SELECTED EXTRACT START
Apple has plans to give its users in the U.S. an opportunity to easily donate their organs. Apple announced on Tuesday that in the next iOS 10 update, the Health app will come with a simple sign-up form for the national donor organization.
The new feature will allow users to become organ, eye, and tissue donors with only a few taps. The feature will be available in the fall when iOS 10 is released as a full-fledged update to all users in the U.S. However, users registered for the public beta should get it sooner.
Registrations submitted by the users using the Health app in iOS 10 will be immediately sent to the National Donate Life Registry managed by Donate Life America.
David Fleming, the CEO of Donate Life America, said, "Younger Americans are not registering at the same rate as they have in the past."
Reportedly, an average of 22 people die every day without receiving an organ donation, and more than 120,000 are waiting for a transplant that could save their lives. Considering most youngsters are tech-savvy these days and almost everyone uses a phone, encouraging them to donate their organs using an easy-to-use pre-installed app like Health only makes more sense.
"By working with Apple to bring the National Donate Life Registry to the Health app on iPhone, we're making it easier for people to find out about organ, eye and tissue donation and quickly register. This is a huge step forward that will ultimately help save lives," added Fleming.
In a press statement, Jeff Williams, Apple's COO, said, "Apple's mission has always been to create products that transform people's lives. With the updated Health app, we're providing education and awareness about organ donation and making it easier than ever to register. It's a simple process that takes just a few seconds and could help save up to eight lives. Together with Donate Life America, we're excited to deliver this new feature to iPhone users in the US with iOS 10."
SELECTED EXTRACT END
• _EXPLORE THE MATERIAL_:
- 1) Answer these questions about the article on Apple's organ donor sign-up:
(a) Which organization manages the National Donate Life Registry?
(b) On average, how many people die every day without receiving an organ donation?
(c) What position does Jeff Williams hold at Apple?
- 2) Repeat, word for word, the stretch of the article on Apple's organ donor sign-up from "The new feature" through "Donate Life America.".
- 3) Go on with the article on Apple's organ donor sign-up from the point where it stops.
RECORDED DATA START
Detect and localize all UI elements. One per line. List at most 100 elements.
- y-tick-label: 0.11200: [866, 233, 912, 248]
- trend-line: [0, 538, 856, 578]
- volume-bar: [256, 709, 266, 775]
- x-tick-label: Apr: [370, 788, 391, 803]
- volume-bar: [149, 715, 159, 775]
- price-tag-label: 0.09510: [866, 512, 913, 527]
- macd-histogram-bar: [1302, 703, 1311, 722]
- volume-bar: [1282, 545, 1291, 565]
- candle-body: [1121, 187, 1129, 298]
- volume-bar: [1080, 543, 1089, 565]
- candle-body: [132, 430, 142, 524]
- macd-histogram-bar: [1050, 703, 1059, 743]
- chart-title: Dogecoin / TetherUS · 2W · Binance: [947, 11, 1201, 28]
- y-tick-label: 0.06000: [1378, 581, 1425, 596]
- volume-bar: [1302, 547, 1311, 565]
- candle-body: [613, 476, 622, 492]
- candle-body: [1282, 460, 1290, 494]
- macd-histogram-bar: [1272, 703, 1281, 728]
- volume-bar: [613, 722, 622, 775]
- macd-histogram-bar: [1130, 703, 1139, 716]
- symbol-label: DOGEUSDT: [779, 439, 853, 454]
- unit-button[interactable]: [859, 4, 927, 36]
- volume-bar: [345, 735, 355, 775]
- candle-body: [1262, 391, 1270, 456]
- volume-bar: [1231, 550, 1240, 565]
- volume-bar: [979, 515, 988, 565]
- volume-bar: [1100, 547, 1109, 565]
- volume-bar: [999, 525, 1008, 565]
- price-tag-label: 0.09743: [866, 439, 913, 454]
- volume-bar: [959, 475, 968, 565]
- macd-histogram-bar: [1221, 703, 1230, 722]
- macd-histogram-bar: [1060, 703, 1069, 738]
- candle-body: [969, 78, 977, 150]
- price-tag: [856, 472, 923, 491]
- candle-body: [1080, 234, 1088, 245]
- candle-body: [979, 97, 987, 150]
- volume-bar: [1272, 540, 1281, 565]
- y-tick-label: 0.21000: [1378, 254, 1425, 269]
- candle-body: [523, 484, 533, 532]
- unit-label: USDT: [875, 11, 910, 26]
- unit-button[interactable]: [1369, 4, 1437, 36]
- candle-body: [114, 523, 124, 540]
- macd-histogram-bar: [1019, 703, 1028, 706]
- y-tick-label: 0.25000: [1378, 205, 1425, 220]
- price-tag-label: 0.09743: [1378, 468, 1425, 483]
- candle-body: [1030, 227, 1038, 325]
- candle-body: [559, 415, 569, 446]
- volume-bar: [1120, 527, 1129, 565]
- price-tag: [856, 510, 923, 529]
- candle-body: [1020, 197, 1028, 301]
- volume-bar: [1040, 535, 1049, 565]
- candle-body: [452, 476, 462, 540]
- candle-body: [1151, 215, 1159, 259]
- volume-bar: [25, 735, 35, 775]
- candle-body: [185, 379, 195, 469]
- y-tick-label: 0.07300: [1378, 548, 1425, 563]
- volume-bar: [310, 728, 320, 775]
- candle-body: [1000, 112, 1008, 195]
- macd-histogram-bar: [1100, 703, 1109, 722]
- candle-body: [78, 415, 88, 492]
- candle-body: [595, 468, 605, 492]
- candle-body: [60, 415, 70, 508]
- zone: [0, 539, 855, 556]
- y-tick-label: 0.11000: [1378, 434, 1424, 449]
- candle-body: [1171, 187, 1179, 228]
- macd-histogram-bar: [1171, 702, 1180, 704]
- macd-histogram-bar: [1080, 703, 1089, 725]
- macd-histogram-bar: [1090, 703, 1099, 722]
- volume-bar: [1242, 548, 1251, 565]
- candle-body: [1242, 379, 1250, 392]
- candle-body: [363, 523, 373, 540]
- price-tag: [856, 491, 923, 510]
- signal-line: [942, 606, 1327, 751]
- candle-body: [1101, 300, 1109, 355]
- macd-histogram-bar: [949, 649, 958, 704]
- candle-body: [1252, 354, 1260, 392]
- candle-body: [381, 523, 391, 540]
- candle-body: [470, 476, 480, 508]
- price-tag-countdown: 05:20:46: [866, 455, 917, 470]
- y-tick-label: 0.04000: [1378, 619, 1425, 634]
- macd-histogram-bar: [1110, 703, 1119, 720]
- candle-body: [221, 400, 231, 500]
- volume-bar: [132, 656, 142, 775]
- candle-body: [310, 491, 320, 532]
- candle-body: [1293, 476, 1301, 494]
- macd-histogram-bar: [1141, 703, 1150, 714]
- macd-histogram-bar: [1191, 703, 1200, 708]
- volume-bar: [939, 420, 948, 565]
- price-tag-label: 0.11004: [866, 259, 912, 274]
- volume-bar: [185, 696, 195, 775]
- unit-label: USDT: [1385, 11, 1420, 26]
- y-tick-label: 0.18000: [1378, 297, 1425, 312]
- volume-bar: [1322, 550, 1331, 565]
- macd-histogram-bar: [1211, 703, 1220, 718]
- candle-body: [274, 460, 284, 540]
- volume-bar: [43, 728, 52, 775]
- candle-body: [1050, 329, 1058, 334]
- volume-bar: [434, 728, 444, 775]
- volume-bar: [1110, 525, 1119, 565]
RECORDED DATA END
• _RESULTS IN ORDER_:
- 1)
(a) Donate Life America
(b) 22
(c) Chief operating officer (COO)

- 2)
The new feature will allow users to become organ, eye, and tissue donors with only a few taps. The feature will be available in the fall when iOS 10 is released as a full-fledged update to all users in the U.S. However, users registered for the public beta should get it sooner.
Registrations submitted by the users using the Health app in iOS 10 will be immediately sent to the National Donate Life Registry managed by Donate Life America.

- 3)
The idea for the feature came to Tim Cook, the CEO of Apple, when his friend and the company's co-founder, the late Steve Jobs, had to go through an "excruciating" wait for a liver transplant in 2009. However, Jobs did return to work later after receiving a transplant. Back then, the Apple CEO had to register to receive an organ transplant in his hometown of Tennessee after doctors had highlighted that there is a huge waiting line for a liver in California.
Jobs had received the transplant in September 2009 reportedly from a person who died in a car crash and was identified to be in the mid-20s. Apparently, this car crash victim was registered to be an organ donor.
After receiving the liver and resuming work, Jobs said, "I am alive because of their generosity. I hope we all can be that generous."
It looks like Tim Cook is trying to help us achieve Jobs' wishes easily.
Cook told the Associated Press, "Watching and seeing him every day, waiting and not knowing — it stuck with me and left an impression that I'll never forget."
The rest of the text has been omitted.